*PROBLEM STATEMENT*.
Where a line of the material contains the string "Province", copy that line.

######

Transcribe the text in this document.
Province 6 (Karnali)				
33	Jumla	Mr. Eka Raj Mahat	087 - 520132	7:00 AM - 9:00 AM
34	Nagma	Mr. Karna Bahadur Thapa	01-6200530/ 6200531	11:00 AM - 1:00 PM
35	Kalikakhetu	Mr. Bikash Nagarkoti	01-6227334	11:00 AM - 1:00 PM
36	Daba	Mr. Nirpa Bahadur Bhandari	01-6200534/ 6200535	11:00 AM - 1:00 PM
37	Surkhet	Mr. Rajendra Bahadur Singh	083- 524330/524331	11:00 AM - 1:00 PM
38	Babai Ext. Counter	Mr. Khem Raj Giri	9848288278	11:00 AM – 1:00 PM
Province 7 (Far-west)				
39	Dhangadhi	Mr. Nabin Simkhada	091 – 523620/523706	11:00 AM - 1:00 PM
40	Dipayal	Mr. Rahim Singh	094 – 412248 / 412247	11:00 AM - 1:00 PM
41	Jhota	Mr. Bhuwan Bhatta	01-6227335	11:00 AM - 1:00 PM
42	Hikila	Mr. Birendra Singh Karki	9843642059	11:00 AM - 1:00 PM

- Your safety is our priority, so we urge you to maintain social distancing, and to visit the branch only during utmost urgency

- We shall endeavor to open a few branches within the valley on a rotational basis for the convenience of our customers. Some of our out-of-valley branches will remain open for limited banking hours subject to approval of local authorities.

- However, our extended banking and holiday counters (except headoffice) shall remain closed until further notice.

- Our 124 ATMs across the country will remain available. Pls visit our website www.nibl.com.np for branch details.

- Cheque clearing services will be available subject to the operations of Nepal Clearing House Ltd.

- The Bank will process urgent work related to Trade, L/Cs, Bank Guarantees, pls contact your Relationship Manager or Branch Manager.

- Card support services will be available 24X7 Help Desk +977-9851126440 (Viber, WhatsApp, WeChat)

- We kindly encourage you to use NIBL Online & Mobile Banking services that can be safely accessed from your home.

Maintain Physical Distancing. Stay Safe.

######

*SOLUTION*.
Province 6 (Karnali)				
Province 7 (Far-west)				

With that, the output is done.